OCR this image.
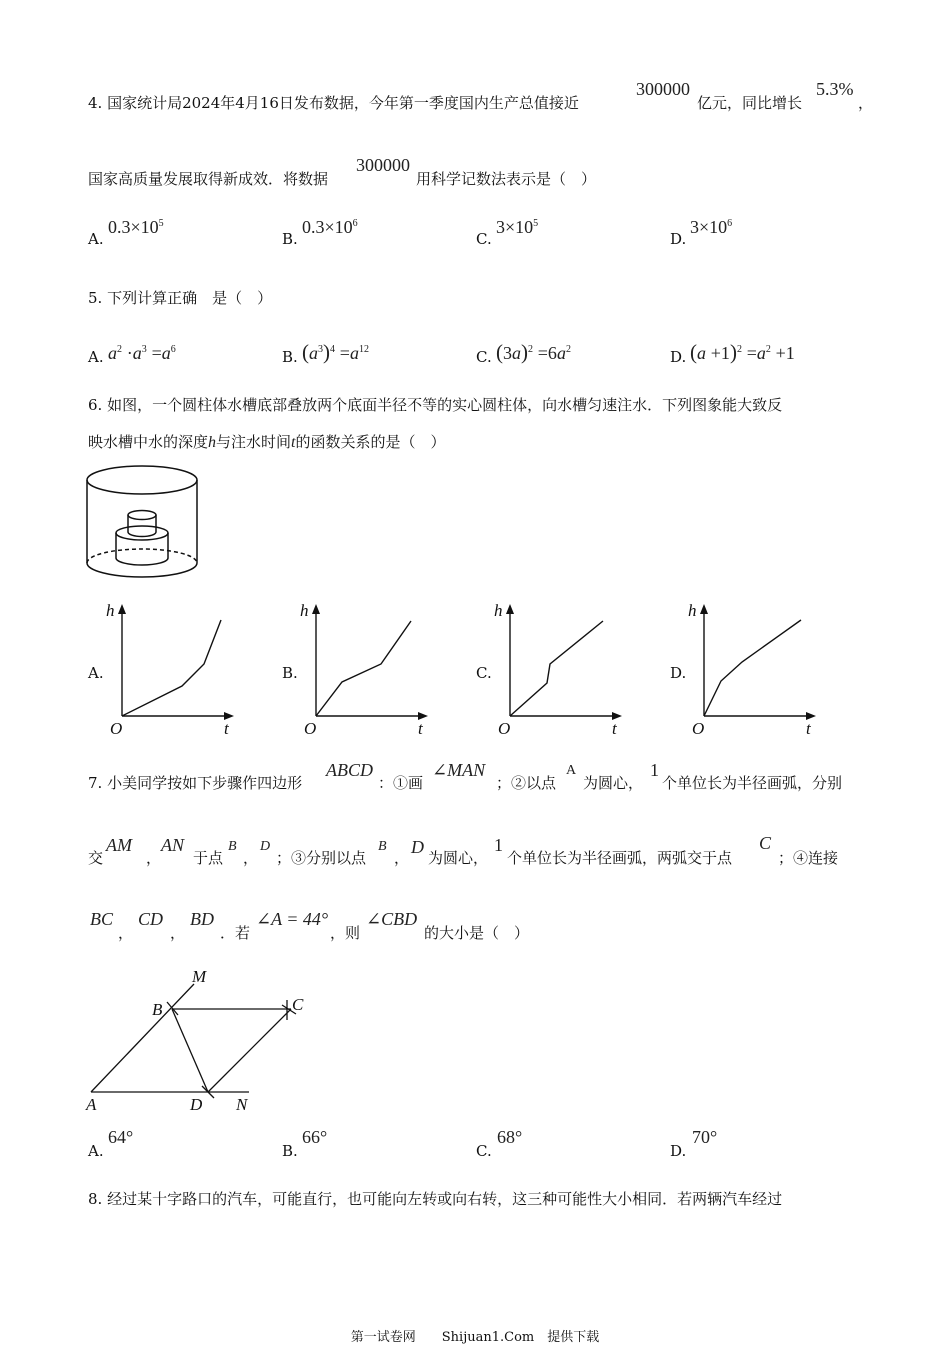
4. 国家统计局2024年4月16日发布数据，今年第一季度国内生产总值接近
300000
亿元，同比增长
5.3%
，
国家高质量发展取得新成效．将数据
300000
用科学记数法表示是（　）
A.
$0.3\times 10^5$
B.
$0.3\times 10^6$
C.
$3\times 10^5$
D.
$3\times 10^6$
5. 下列计算正确　是（　）
A.	B.	C.	D.
$a^2 \cdot a^3 =a^6$	$(a^3)^4 =a^{12}$	$(3a)^2 =6a^2$	$(a +1)^2 =a^2 +1$
6. 如图，一个圆柱体水槽底部叠放两个底面半径不等的实心圆柱体，向水槽匀速注水．下列图象能大致反
映水槽中水的深度h与注水时间t的函数关系的是（　）
A.
h
O	t
B.
h
O	t
C.
h
O	t
D.
h
O	t
7. 小美同学按如下步骤作四边形
ABCD
：①画
∠MAN
；②以点
A
为圆心，
1
个单位长为半径画弧，分别
交
AM
，
AN
于点
B
，
D
；③分别以点
B
，
D
为圆心，
1
个单位长为半径画弧，两弧交于点
C
；④连接
BC
，
CD
，
BD
．若
∠A = 44°
，则
∠CBD
的大小是（　）
M
B	C
A	D N
A.
64°
B.
66°
C.
68°
D.
70°
8. 经过某十字路口的汽车，可能直行，也可能向左转或向右转，这三种可能性大小相同．若两辆汽车经过
第一试卷网　　Shijuan1.Com　提供下载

====================

Do this: Each line of the data should be quoted exactly, with pictures left out.

Solution to this task:
OCR this image.
4. 国家统计局2024年4月16日发布数据，今年第一季度国内生产总值接近
300000
亿元，同比增长
5.3%
，
国家高质量发展取得新成效．将数据
300000
用科学记数法表示是（　）
A.
$0.3\times 10^5$
B.
$0.3\times 10^6$
C.
$3\times 10^5$
D.
$3\times 10^6$
5. 下列计算正确　是（　）
A.	B.	C.	D.
$a^2 \cdot a^3 =a^6$	$(a^3)^4 =a^{12}$	$(3a)^2 =6a^2$	$(a +1)^2 =a^2 +1$
6. 如图，一个圆柱体水槽底部叠放两个底面半径不等的实心圆柱体，向水槽匀速注水．下列图象能大致反
映水槽中水的深度h与注水时间t的函数关系的是（　）
A.
h
O	t
B.
h
O	t
C.
h
O	t
D.
h
O	t
7. 小美同学按如下步骤作四边形
ABCD
：①画
∠MAN
；②以点
A
为圆心，
1
个单位长为半径画弧，分别
交
AM
，
AN
于点
B
，
D
；③分别以点
B
，
D
为圆心，
1
个单位长为半径画弧，两弧交于点
C
；④连接
BC
，
CD
，
BD
．若
∠A = 44°
，则
∠CBD
的大小是（　）
M
B	C
A	D N
A.
64°
B.
66°
C.
68°
D.
70°
8. 经过某十字路口的汽车，可能直行，也可能向左转或向右转，这三种可能性大小相同．若两辆汽车经过
第一试卷网　　Shijuan1.Com　提供下载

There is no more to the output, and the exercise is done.